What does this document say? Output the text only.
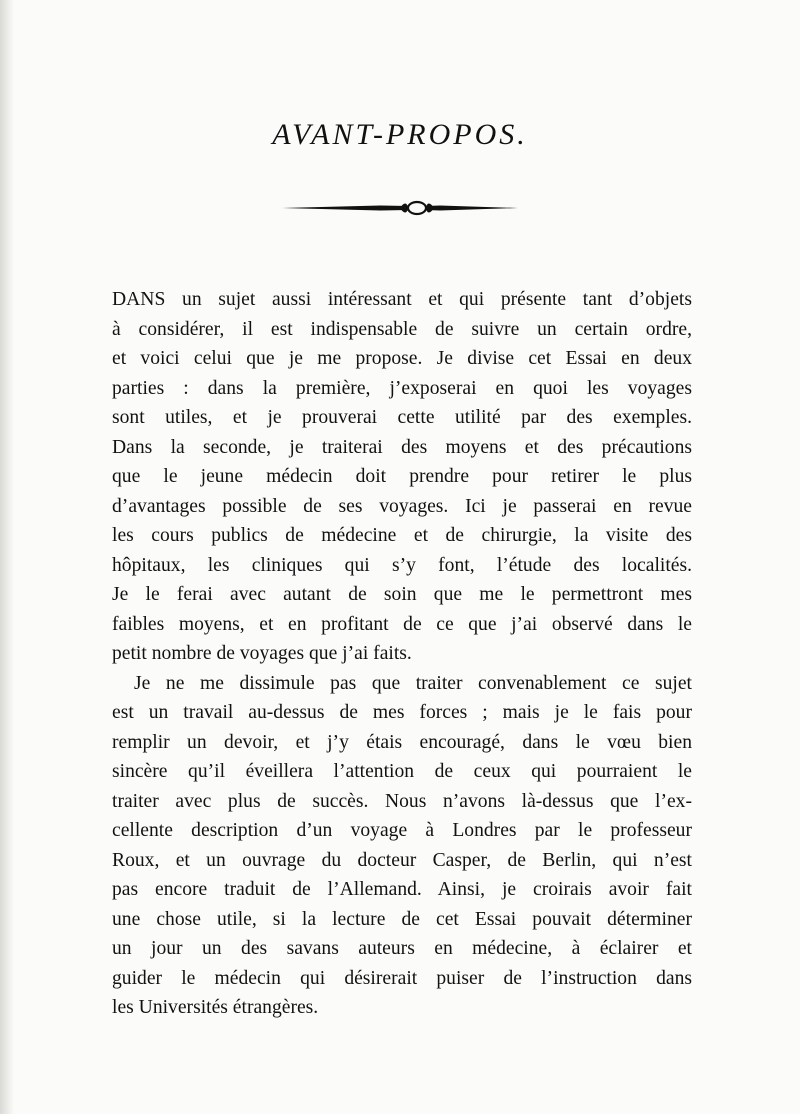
AVANT-PROPOS.

DANS un sujet aussi intéressant et qui présente tant d’objets
à considérer, il est indispensable de suivre un certain ordre,
et voici celui que je me propose. Je divise cet Essai en deux
parties : dans la première, j’exposerai en quoi les voyages
sont utiles, et je prouverai cette utilité par des exemples.
Dans la seconde, je traiterai des moyens et des précautions
que le jeune médecin doit prendre pour retirer le plus
d’avantages possible de ses voyages. Ici je passerai en revue
les cours publics de médecine et de chirurgie, la visite des
hôpitaux, les cliniques qui s’y font, l’étude des localités.
Je le ferai avec autant de soin que me le permettront mes
faibles moyens, et en profitant de ce que j’ai observé dans le
petit nombre de voyages que j’ai faits.

Je ne me dissimule pas que traiter convenablement ce sujet
est un travail au-dessus de mes forces ; mais je le fais pour
remplir un devoir, et j’y étais encouragé, dans le vœu bien
sincère qu’il éveillera l’attention de ceux qui pourraient le
traiter avec plus de succès. Nous n’avons là-dessus que l’ex-
cellente description d’un voyage à Londres par le professeur
Roux, et un ouvrage du docteur Casper, de Berlin, qui n’est
pas encore traduit de l’Allemand. Ainsi, je croirais avoir fait
une chose utile, si la lecture de cet Essai pouvait déterminer
un jour un des savans auteurs en médecine, à éclairer et
guider le médecin qui désirerait puiser de l’instruction dans
les Universités étrangères.
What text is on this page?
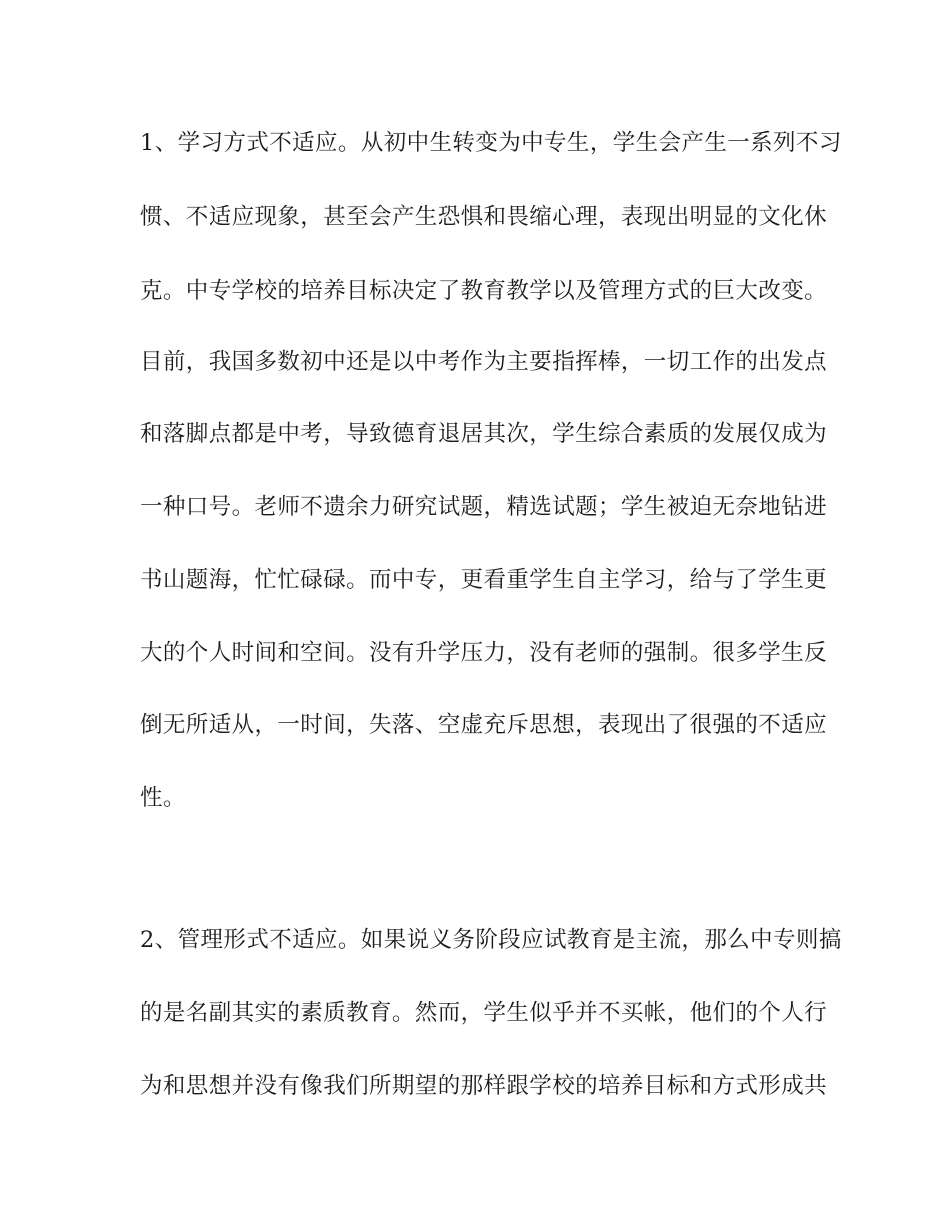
1、学习方式不适应。从初中生转变为中专生，学生会产生一系列不习
惯、不适应现象，甚至会产生恐惧和畏缩心理，表现出明显的文化休
克。中专学校的培养目标决定了教育教学以及管理方式的巨大改变。
目前，我国多数初中还是以中考作为主要指挥棒，一切工作的出发点
和落脚点都是中考，导致德育退居其次，学生综合素质的发展仅成为
一种口号。老师不遗余力研究试题，精选试题；学生被迫无奈地钻进
书山题海，忙忙碌碌。而中专，更看重学生自主学习，给与了学生更
大的个人时间和空间。没有升学压力，没有老师的强制。很多学生反
倒无所适从，一时间，失落、空虚充斥思想，表现出了很强的不适应
性。
2、管理形式不适应。如果说义务阶段应试教育是主流，那么中专则搞
的是名副其实的素质教育。然而，学生似乎并不买帐，他们的个人行
为和思想并没有像我们所期望的那样跟学校的培养目标和方式形成共
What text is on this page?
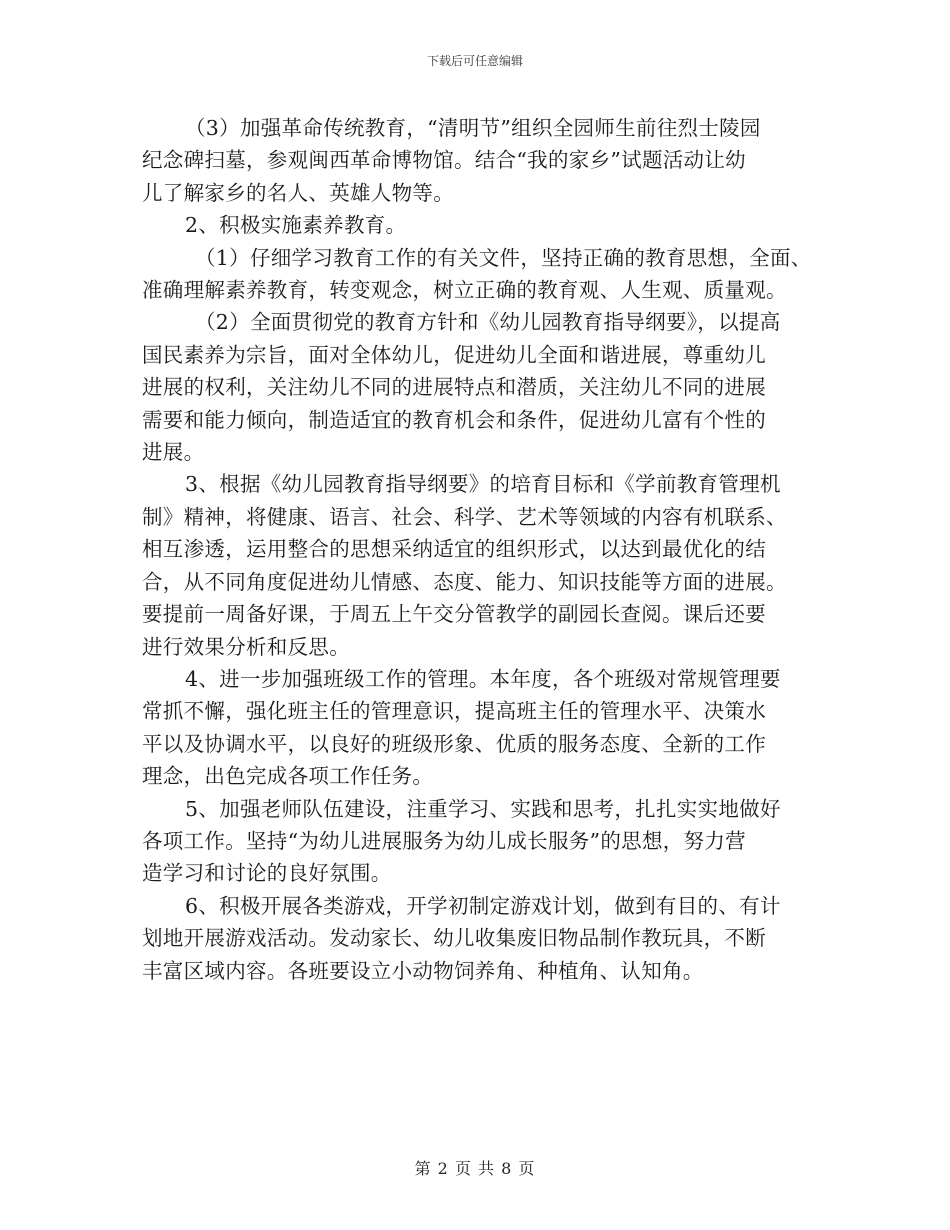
下载后可任意编辑
（3）加强革命传统教育，“清明节”组织全园师生前往烈士陵园
纪念碑扫墓，参观闽西革命博物馆。结合“我的家乡”试题活动让幼
儿了解家乡的名人、英雄人物等。
2、积极实施素养教育。
（1）仔细学习教育工作的有关文件，坚持正确的教育思想，全面、
准确理解素养教育，转变观念，树立正确的教育观、人生观、质量观。
（2）全面贯彻党的教育方针和《幼儿园教育指导纲要》，以提高
国民素养为宗旨，面对全体幼儿，促进幼儿全面和谐进展，尊重幼儿
进展的权利，关注幼儿不同的进展特点和潜质，关注幼儿不同的进展
需要和能力倾向，制造适宜的教育机会和条件，促进幼儿富有个性的
进展。
3、根据《幼儿园教育指导纲要》的培育目标和《学前教育管理机
制》精神，将健康、语言、社会、科学、艺术等领域的内容有机联系、
相互渗透，运用整合的思想采纳适宜的组织形式，以达到最优化的结
合，从不同角度促进幼儿情感、态度、能力、知识技能等方面的进展。
要提前一周备好课，于周五上午交分管教学的副园长查阅。课后还要
进行效果分析和反思。
4、进一步加强班级工作的管理。本年度，各个班级对常规管理要
常抓不懈，强化班主任的管理意识，提高班主任的管理水平、决策水
平以及协调水平，以良好的班级形象、优质的服务态度、全新的工作
理念，出色完成各项工作任务。
5、加强老师队伍建设，注重学习、实践和思考，扎扎实实地做好
各项工作。坚持“为幼儿进展服务为幼儿成长服务”的思想，努力营
造学习和讨论的良好氛围。
6、积极开展各类游戏，开学初制定游戏计划，做到有目的、有计
划地开展游戏活动。发动家长、幼儿收集废旧物品制作教玩具，不断
丰富区域内容。各班要设立小动物饲养角、种植角、认知角。
第 2 页 共 8 页
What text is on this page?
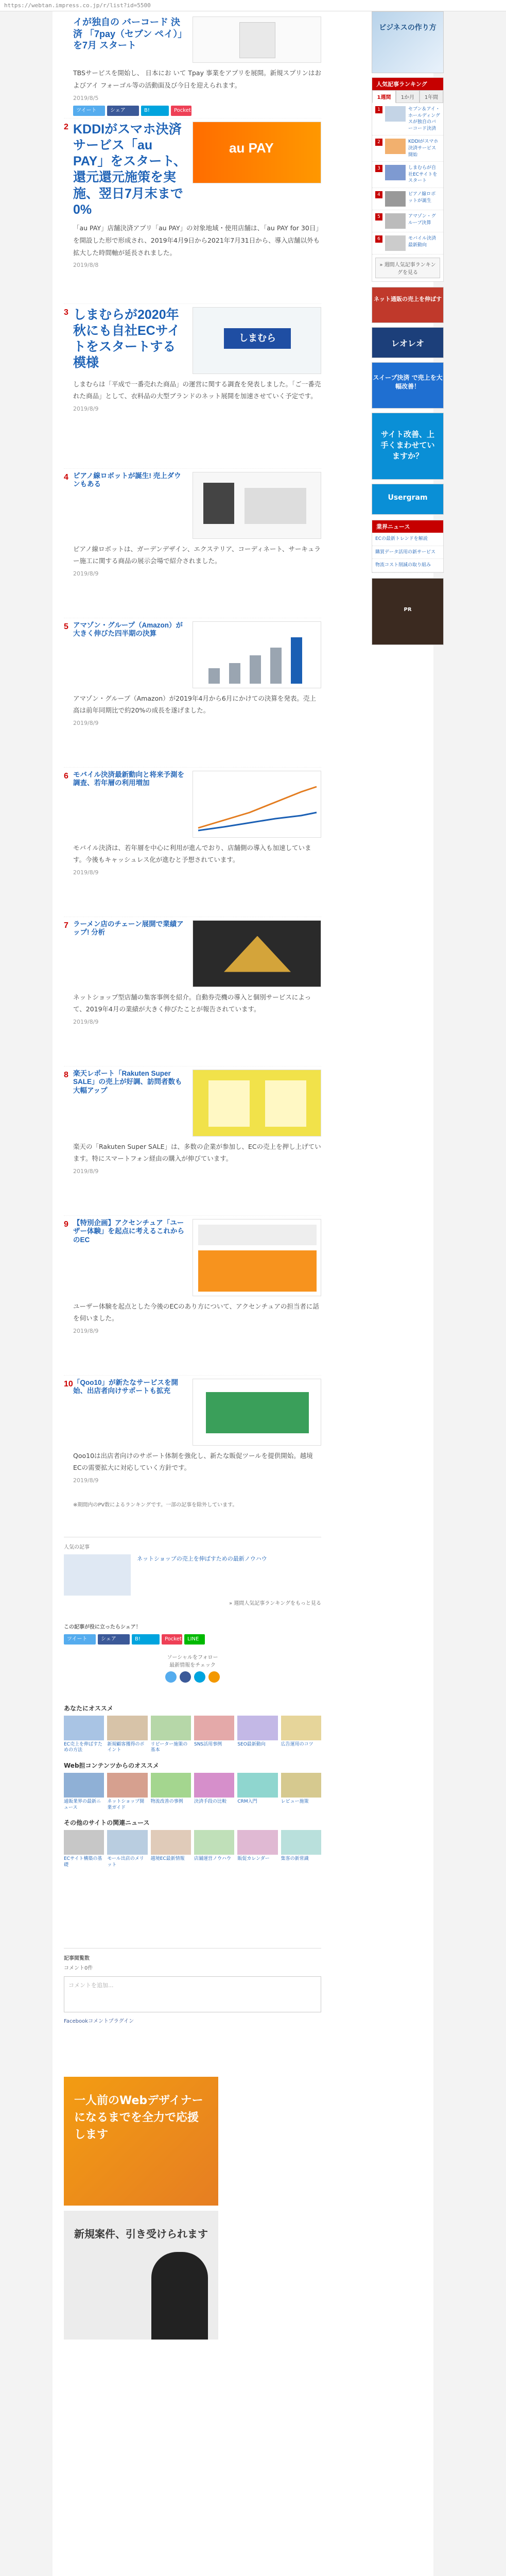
https://webtan.impress.co.jp/r/list?id=5500
イが独自の バーコード 決済 「7pay（セブン ペイ）」を7月 スタート
TBSサービスを開始し、 日本にお いて Tpay 事業をアプリを展開。新規スプリンはおよびアイ フォーゴル等の活動面及び今日を迎えられます。
2019/8/5
ツイート	シェア	B!	Pocket
2 KDDIがスマホ決済サービス「au PAY」をスタート、還元還元施策を実施、翌日7月末まで0%
au PAY
「au PAY」店舗決済アプリ「au PAY」の対象地域・使用店舗は、「au PAY for 30日」を開設した形で形成され、2019年4月9日から2021年7月31日から、導入店舗以外も拡大した時間軸が延長されました。
2019/8/8
3 しまむらが2020年秋にも自社ECサイトをスタートする模様
しまむら
しまむらは「平成で一番売れた商品」の運営に関する調査を発表しました。「ご一番売れた商品」として、衣料品の大型ブランドのネット展開を加速させていく予定です。
2019/8/9
4 ピアノ線ロボットが誕生! 売上ダウンもある
ピアノ線ロボットは、ガーデンデザイン、エクステリア、コーディネート、サーキュラー施工に関する商品の展示会場で紹介されました。
2019/8/9
5 アマゾン・グループ（Amazon）が大きく伸びた四半期の決算
アマゾン・グループ（Amazon）が2019年4月から6月にかけての決算を発表。売上高は前年同期比で約20%の成長を遂げました。
2019/8/9
6 モバイル決済最新動向と将来予測を調査、若年層の利用増加
モバイル決済は、若年層を中心に利用が進んでおり、店舗側の導入も加速しています。今後もキャッシュレス化が進むと予想されています。
2019/8/9
7 ラーメン店のチェーン展開で業績アップ! 分析
ネットショップ型店舗の集客事例を紹介。自動券売機の導入と個別サービスによって、2019年4月の業績が大きく伸びたことが報告されています。
2019/8/9
8 楽天レポート「Rakuten Super SALE」の売上が好調、訪問者数も大幅アップ
楽天の「Rakuten Super SALE」は、多数の企業が参加し、ECの売上を押し上げています。特にスマートフォン経由の購入が伸びています。
2019/8/9
9 【特別企画】アクセンチュア「ユーザー体験」を起点に考えるこれからのEC
ユーザー体験を起点とした今後のECのあり方について、アクセンチュアの担当者に話を伺いました。
2019/8/9
10 「Qoo10」が新たなサービスを開始、出店者向けサポートも拡充
Qoo10は出店者向けのサポート体制を強化し、新たな販促ツールを提供開始。越境ECの需要拡大に対応していく方針です。
2019/8/9
※期間内のPV数によるランキングです。一部の記事を除外しています。
人気の記事
ネットショップの売上を伸ばすための最新ノウハウ
» 週間人気記事ランキングをもっと見る
この記事が役に立ったらシェア！
ツイート	シェア	B!	Pocket	LINE
ソーシャルをフォロー
最新情報をチェック
あなたにオススメ

EC売上を伸ばすための方法

新規顧客獲得のポイント

リピーター施策の基本

SNS活用事例	SEO最新動向	広告運用のコツ

Web担コンテンツからのオススメ

通販業界の最新ニュース

ネットショップ開業ガイド

物流改善の事例	決済手段の比較	CRM入門	レビュー施策

その他のサイトの関連ニュース

ECサイト構築の基礎

モール出店のメリット

越境EC最新情報	店舗運営ノウハウ	販促カレンダー	集客の新常識

記事閲覧数
コメント0件
コメントを追加...
Facebookコメントプラグイン
一人前のWebデザイナーになるまでを全力で応援します
新規案件、引き受けられます
ビジネスの作り方
人気記事ランキング
1週間	1か月	1年間
1	セブン＆アイ・ホールディングスが独自のバーコード決済
2	KDDIがスマホ決済サービス開始
3	しまむらが自社ECサイトをスタート
4	ピアノ線ロボットが誕生
5	アマゾン・グループ決算
6	モバイル決済最新動向
» 週間人気記事ランキングを見る
ネット通販の売上を伸ばす
レオレオ
スイープ決済 で売上を大幅改善！
サイト改善、上手くまわせていますか？
Usergram
業界ニュース
ECの最新トレンドを解説
購買データ活用の新サービス
物流コスト削減の取り組み
PR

---

**Aim of the task:** Report how many lines in these entries contain "Super". Answer with the number only.

**Reply:** 2